Los documentos en la Ponencia de Autogobierno del Parlamento Vasco constatan algunos acuerdos muy mayoritarios entre los partidos, a excepción del PP, tales como: máximo posible y blindaje de competencias, mecanismos bilaterales de resolución de conflictos, derechos sociales subjetivos, presencia internacional, relación institucionalizada con Nafarroa e Iparralde... Pero tienen un punto que, por su carácter nodal, divide aguas y enfoques y que conviene clarificar: el derecho a decidir que, en principio, defienden PNV, EH Bildu y Elkarrekin Podemos (76% de escaños).

El derecho a decidir está soportado sobre un hecho y principio nacional y lo hace depender del principio democrático, como fórmula de legitimación de un proyecto político de una comunidad constituida subjetivamente en nación. Equivale a ejercer soberanía de forma democrática. Es un concepto autoconstituyente –como la mayor parte de cambios en la historia– que nace de la voluntad política continuada, no de las elites ni de la norma o del derecho positivo, aunque éste será el que lo institucionalice y le pueda dar seguridad jurídica a futuro.

DATOS MOSTRADOS -

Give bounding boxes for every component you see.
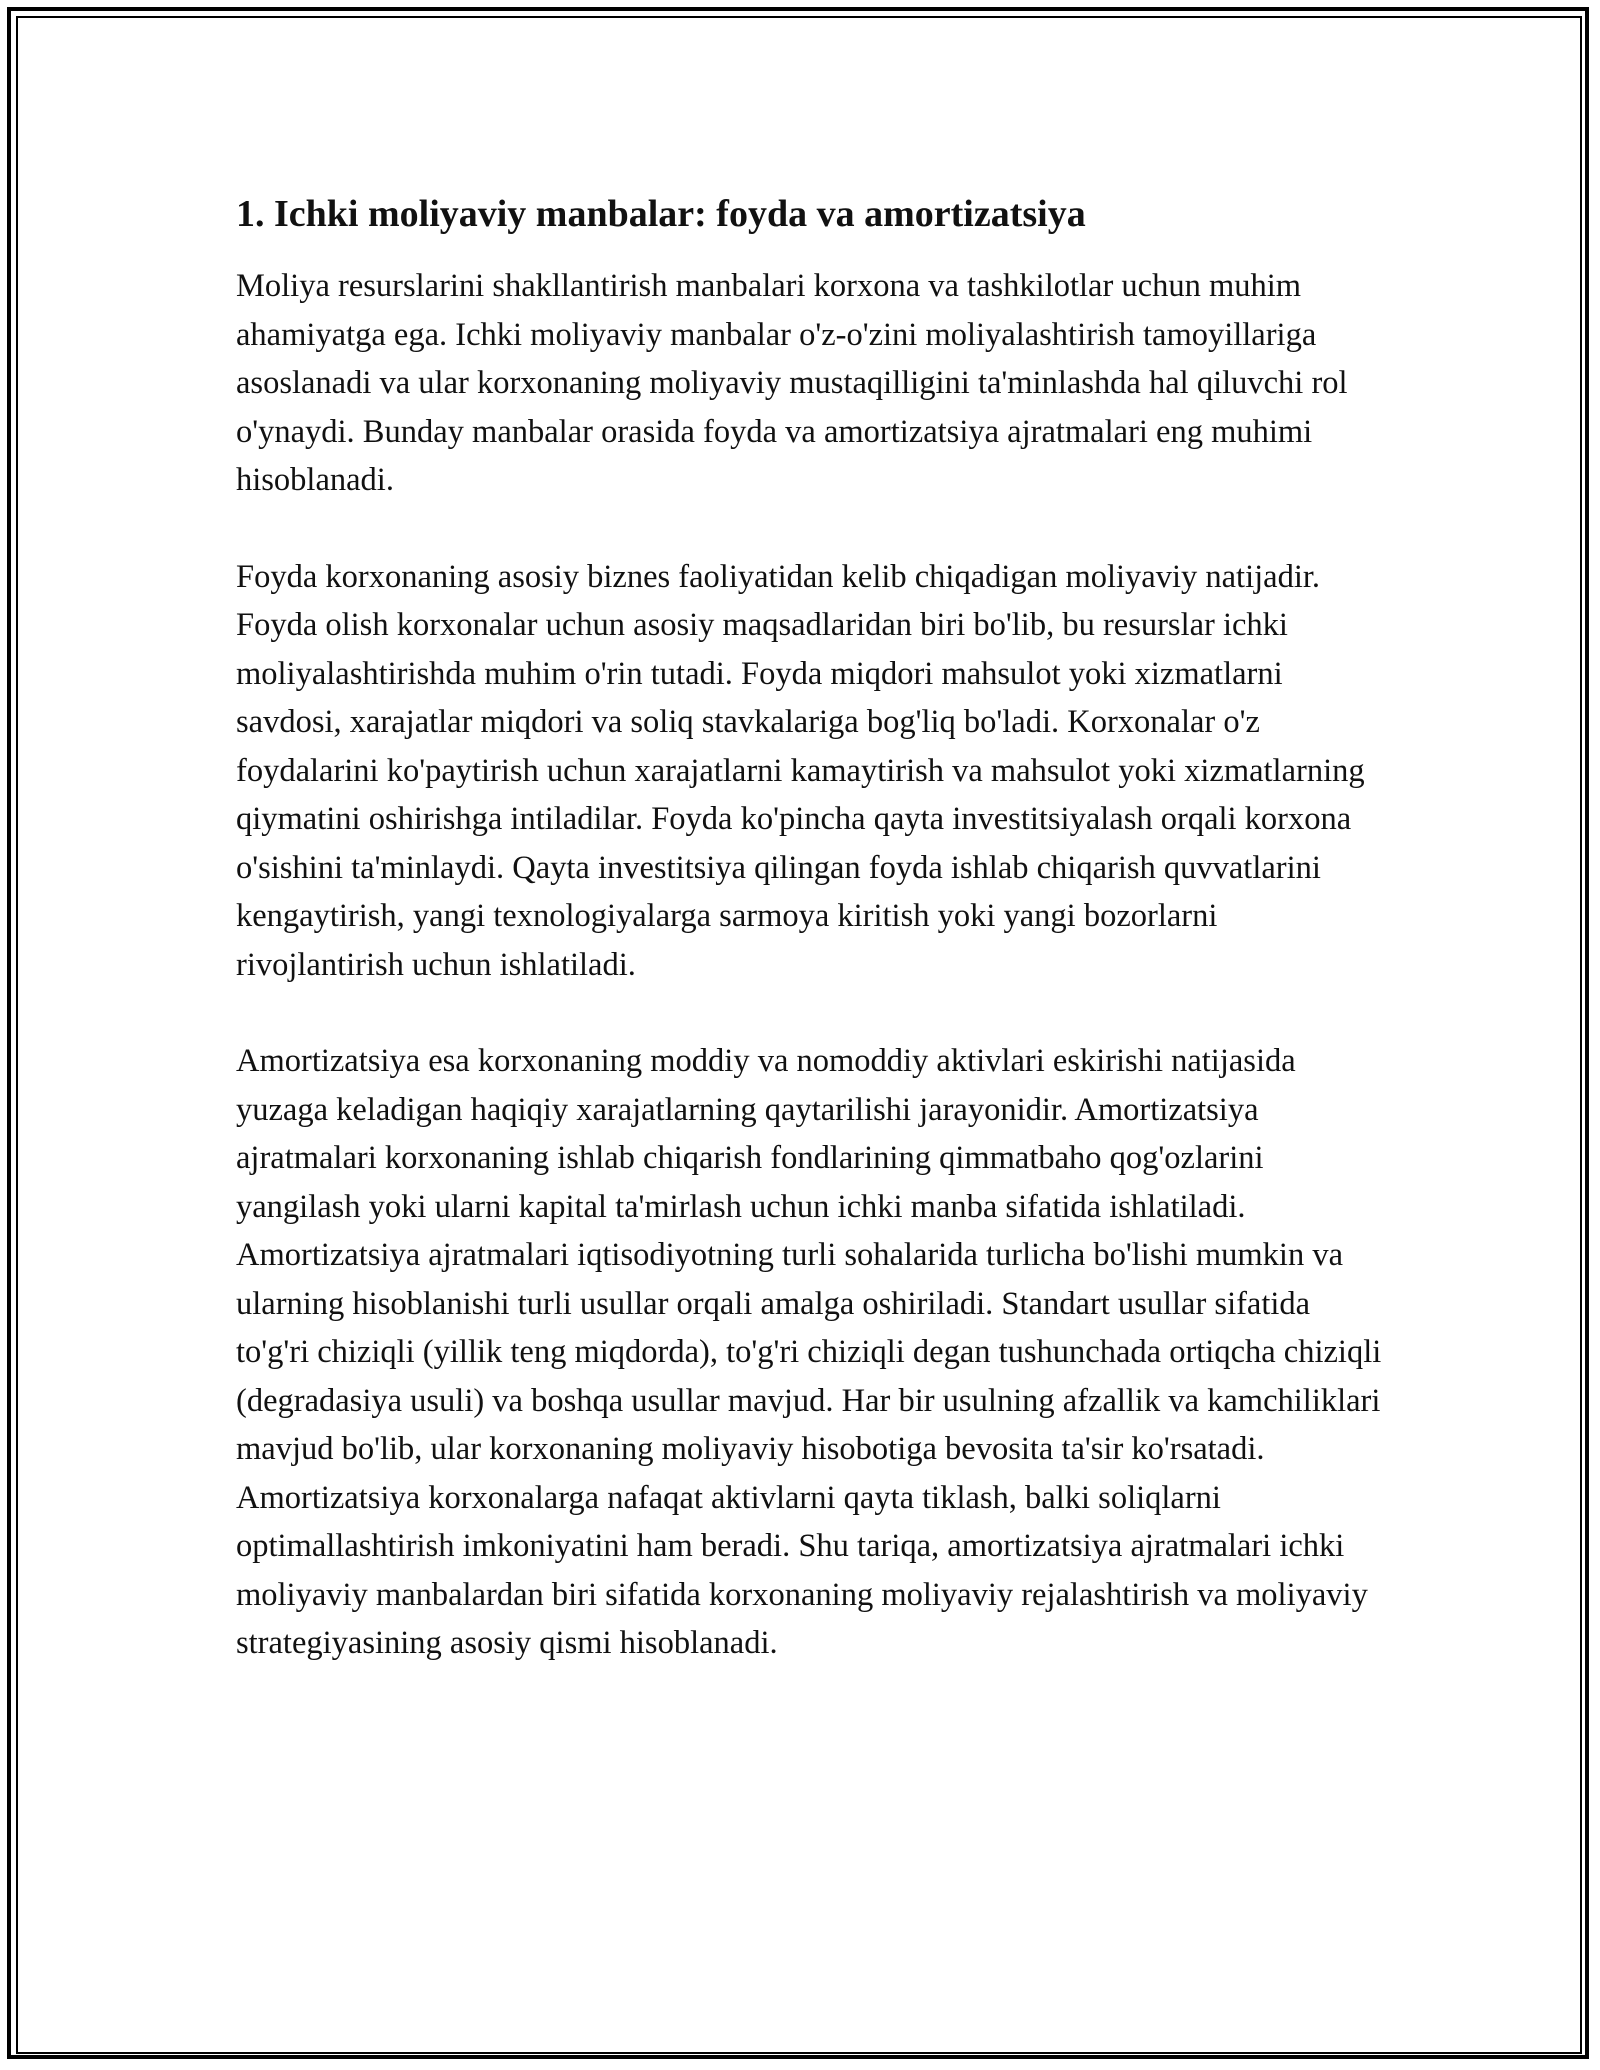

DESAFÍO 1 - Copia del fragmento sobre el derecho a decidir el pasaje que comienza con "Los documentos en" y continúa hasta "(76% de escaños).", ambos incluidos.
DESAFÍO 2 - En una a tres oraciones, explica por qué, según el fragmento sobre el derecho a decidir, conviene clarificar ese punto de los documentos de la Ponencia de Autogobierno.

RESPUESTA CORRECTA 1 -
Los documentos en la Ponencia de Autogobierno del Parlamento Vasco constatan algunos acuerdos muy mayoritarios entre los partidos, a excepción del PP, tales como: máximo posible y blindaje de competencias, mecanismos bilaterales de resolución de conflictos, derechos sociales subjetivos, presencia internacional, relación institucionalizada con Nafarroa e Iparralde... Pero tienen un punto que, por su carácter nodal, divide aguas y enfoques y que conviene clarificar: el derecho a decidir que, en principio, defienden PNV, EH Bildu y Elkarrekin Podemos (76% de escaños).

RESPUESTA CORRECTA 2 - Conviene clarificarlo porque, por su carácter nodal, divide aguas y enfoques.